Compiti richiesti:
[A] Trascriva dal testo sul vaccino contro l'epatite B il passo che va da "L’epatite B è" a "1990 e il 2019.".
[B] Prosegua il testo sul vaccino contro l'epatite B a partire dal punto in cui si interrompe.

Le recenti mosse da parte dei funzionari statunitensi per allineare il programma vaccinale nazionale con quello danese hanno suscitato aspre critiche da parte degli esperti di sanità pubblica. La decisione del comitato consultivo del CDC di riconsiderare il vaccino universale contro l’epatite B alla nascita, citando la Danimarca come modello, trascura le differenze fondamentali nella salute della popolazione, nei sistemi sanitari e nella prevalenza della malattia. Questo cambiamento non riguarda il miglioramento scientifico; è un confronto imperfetto che ignora il contesto del mondo reale.
Il problema principale: mele e arance
Gli Stati Uniti e la Danimarca operano in condizioni molto diverse. Gli Stati Uniti, con oltre 340 milioni di abitanti, hanno un sistema sanitario frammentato e in gran parte privato. La Danimarca, con una popolazione di poco più di sei milioni di abitanti, fornisce assistenza sanitaria universale finanziata dallo stato. Ciò significa che gestire efficacemente la sanità pubblica richiede approcci diversi.
Come sottolinea l’epidemiologa Katelyn Jetelina, “Gli Stati Uniti non sono la Danimarca. Dovremmo aspettarci che le decisioni politiche a livello nazionale varino”. La portata e la struttura dei due sistemi semplicemente non sono paragonabili.
Prevalenza della malattia e tassi di screening
Il confronto si interrompe ulteriormente se si considerano i tassi di malattia. Nel 2023, la Danimarca ha registrato 99 nuovi casi di epatite cronica B, mentre gli Stati Uniti ne hanno registrati oltre 17.000. Anche la Danimarca mantiene quasi il 100% di screening delle donne incinte, con la maggior parte dei casi positivi che ricevono cure, in netto contrasto con gli Stati Uniti, dove viene sottoposto a screening solo l’85% circa delle donne incinte e molte non hanno accesso alle cure.
L’epatite B è una grave infezione del fegato che, se non trattata, può portare a condizioni potenzialmente letali. L’approccio statunitense di limitare la vaccinazione ai gruppi ad alto rischio si è rivelato inefficace in passato: anche con uno screening mirato, i casi continuano a diffondersi a causa di infezioni non rilevate all’interno delle famiglie. La vaccinazione universale, implementata nel 1991, ha ridotto i casi di epatite acuta nei giovani del 99% tra il 1990 e il 2019.

Estratti dei dati:
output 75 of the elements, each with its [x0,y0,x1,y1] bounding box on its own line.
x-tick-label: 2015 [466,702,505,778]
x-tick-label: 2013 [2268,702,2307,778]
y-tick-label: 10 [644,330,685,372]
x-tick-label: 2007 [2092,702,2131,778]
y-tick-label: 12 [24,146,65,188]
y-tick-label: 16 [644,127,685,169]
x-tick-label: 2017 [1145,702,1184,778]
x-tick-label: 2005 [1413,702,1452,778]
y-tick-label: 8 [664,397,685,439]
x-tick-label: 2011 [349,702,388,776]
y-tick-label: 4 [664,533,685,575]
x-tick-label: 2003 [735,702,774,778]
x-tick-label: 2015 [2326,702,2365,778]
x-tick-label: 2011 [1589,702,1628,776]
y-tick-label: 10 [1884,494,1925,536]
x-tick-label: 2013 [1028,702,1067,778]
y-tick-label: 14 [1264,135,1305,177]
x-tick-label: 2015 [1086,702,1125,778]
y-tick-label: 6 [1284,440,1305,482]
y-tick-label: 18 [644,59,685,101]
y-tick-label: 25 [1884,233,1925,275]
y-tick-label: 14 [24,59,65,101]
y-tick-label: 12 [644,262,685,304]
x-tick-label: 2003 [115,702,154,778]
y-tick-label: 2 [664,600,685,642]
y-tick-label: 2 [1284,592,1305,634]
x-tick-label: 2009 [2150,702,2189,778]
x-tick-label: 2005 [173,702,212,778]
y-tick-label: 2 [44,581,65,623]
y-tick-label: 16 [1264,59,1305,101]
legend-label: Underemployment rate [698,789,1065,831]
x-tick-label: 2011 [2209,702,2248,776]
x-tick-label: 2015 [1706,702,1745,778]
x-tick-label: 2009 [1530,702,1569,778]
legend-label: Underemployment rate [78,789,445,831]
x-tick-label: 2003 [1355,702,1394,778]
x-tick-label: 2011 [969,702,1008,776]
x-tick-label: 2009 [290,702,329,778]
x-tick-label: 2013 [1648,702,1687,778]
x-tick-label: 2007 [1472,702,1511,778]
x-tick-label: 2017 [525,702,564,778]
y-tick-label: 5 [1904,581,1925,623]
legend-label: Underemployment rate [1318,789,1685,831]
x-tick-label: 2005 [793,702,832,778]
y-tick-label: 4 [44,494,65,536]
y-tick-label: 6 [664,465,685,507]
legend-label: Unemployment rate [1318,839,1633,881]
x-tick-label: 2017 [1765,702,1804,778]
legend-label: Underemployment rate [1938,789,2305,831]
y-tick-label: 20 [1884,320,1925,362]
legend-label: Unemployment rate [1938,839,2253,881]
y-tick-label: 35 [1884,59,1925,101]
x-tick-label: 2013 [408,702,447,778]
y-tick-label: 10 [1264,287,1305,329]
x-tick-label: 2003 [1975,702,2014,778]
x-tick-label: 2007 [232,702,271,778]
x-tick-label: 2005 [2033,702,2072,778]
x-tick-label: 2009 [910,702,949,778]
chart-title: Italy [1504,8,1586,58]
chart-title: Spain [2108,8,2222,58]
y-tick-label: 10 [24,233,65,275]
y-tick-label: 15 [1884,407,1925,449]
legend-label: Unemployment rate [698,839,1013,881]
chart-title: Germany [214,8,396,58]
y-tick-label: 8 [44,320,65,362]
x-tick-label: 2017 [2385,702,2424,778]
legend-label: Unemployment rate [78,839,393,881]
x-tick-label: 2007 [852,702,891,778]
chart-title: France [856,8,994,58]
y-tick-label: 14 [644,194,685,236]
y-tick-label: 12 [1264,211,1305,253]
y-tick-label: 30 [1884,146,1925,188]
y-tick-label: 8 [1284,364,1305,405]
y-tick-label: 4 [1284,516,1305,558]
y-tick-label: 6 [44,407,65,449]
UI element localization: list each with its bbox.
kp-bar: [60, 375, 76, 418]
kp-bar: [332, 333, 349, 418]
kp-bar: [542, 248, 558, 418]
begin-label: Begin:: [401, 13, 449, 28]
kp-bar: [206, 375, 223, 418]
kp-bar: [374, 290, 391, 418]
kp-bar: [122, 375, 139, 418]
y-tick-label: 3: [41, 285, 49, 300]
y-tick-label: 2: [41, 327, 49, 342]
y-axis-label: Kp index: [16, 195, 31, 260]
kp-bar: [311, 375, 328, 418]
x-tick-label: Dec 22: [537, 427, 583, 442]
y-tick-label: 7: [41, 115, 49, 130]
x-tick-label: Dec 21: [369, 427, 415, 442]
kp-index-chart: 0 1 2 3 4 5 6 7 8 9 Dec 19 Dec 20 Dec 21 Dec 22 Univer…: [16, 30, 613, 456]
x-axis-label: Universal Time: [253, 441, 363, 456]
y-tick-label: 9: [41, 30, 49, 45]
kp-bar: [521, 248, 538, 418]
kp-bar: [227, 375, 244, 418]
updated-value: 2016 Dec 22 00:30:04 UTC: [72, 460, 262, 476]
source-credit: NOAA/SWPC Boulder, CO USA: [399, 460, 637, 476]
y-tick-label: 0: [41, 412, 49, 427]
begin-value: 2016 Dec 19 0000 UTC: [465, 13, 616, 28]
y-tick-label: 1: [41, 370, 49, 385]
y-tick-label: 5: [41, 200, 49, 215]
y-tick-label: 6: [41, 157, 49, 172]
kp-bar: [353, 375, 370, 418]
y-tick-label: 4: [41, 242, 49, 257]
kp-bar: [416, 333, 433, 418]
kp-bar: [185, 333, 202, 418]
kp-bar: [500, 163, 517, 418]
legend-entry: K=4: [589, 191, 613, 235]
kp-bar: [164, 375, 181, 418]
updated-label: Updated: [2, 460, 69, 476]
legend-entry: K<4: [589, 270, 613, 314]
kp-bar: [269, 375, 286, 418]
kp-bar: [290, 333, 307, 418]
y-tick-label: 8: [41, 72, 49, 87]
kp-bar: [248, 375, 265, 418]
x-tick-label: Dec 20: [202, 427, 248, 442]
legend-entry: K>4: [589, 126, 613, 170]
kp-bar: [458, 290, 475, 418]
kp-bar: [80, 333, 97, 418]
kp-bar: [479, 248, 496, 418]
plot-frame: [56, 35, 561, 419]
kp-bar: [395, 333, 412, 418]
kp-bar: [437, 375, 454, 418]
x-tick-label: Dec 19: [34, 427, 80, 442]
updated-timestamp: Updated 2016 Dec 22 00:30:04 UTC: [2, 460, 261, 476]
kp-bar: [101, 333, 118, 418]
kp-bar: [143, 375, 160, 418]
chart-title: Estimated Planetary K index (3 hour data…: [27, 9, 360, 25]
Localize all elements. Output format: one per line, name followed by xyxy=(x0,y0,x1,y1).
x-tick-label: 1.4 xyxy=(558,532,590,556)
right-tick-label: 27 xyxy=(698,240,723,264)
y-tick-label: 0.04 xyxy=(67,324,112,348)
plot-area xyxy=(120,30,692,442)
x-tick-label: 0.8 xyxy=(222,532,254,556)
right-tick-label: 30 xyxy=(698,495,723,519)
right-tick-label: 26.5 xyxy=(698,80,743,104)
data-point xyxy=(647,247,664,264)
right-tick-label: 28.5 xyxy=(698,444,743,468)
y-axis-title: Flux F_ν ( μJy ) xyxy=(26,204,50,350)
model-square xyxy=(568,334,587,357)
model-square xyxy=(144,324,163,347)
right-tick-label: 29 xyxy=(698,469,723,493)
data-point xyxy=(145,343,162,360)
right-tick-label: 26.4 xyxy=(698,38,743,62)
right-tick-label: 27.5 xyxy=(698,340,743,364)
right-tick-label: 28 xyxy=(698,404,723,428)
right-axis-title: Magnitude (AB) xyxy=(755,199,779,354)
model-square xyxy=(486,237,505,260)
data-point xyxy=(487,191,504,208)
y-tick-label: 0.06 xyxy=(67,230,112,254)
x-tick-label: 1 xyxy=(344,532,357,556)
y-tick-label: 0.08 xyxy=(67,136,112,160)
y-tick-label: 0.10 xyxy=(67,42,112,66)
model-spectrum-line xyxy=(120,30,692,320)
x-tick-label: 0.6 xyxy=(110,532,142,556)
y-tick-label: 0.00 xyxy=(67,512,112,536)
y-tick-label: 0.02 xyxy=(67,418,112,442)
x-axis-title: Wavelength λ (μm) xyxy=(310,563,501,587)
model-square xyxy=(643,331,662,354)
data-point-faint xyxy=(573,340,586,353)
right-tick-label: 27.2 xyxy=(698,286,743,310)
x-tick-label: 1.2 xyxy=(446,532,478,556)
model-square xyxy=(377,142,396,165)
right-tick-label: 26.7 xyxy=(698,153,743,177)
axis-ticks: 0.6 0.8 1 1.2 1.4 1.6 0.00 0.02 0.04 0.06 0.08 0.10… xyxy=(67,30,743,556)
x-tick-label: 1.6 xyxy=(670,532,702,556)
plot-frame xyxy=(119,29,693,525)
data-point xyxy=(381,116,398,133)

Risposte per punto:
[A]
L’epatite B è una grave infezione del fegato che, se non trattata, può portare a condizioni potenzialmente letali. L’approccio statunitense di limitare la vaccinazione ai gruppi ad alto rischio si è rivelato inefficace in passato: anche con uno screening mirato, i casi continuano a diffondersi a causa di infezioni non rilevate all’interno delle famiglie. La vaccinazione universale, implementata nel 1991, ha ridotto i casi di epatite acuta nei giovani del 99% tra il 1990 e il 2019.

[B]
Rapporto costo-efficacia e assistenza sanitaria universale
I sistemi sanitari universali come quello danese spesso danno priorità al rapporto costo-efficacia quando formulano raccomandazioni sulle vaccinazioni. Anche se i vaccini sono generalmente più economici rispetto alla cura delle malattie, l’allocazione delle risorse resta un fattore determinante. Il Regno Unito, ad esempio, dà priorità ai vaccini antinfluenzali per gli anziani perché offrono il maggiore vantaggio in termini di costi. La Danimarca potrebbe applicare una logica simile alla sua politica sull’epatite B.
Tuttavia, questa logica non si applica bene agli Stati Uniti, dove l’accesso all’assistenza sanitaria non è uniforme. Un sistema frammentato fa sì che più persone passino inosservate, rendendo la vaccinazione universale una strategia di sanità pubblica più efficace.
Correnti politiche sotterranee
La spinta a modificare il programma vaccinale degli Stati Uniti si allinea con una tendenza più ampia che dà priorità alle libertà individuali rispetto all’azione collettiva. Sebbene l’autonomia personale sia importante, la salute pubblica si basa sulla cooperazione per proteggere le popolazioni vulnerabili. Come avverte Jetelina, “Se ci atteniamo troppo all’individualismo, le malattie torneranno”.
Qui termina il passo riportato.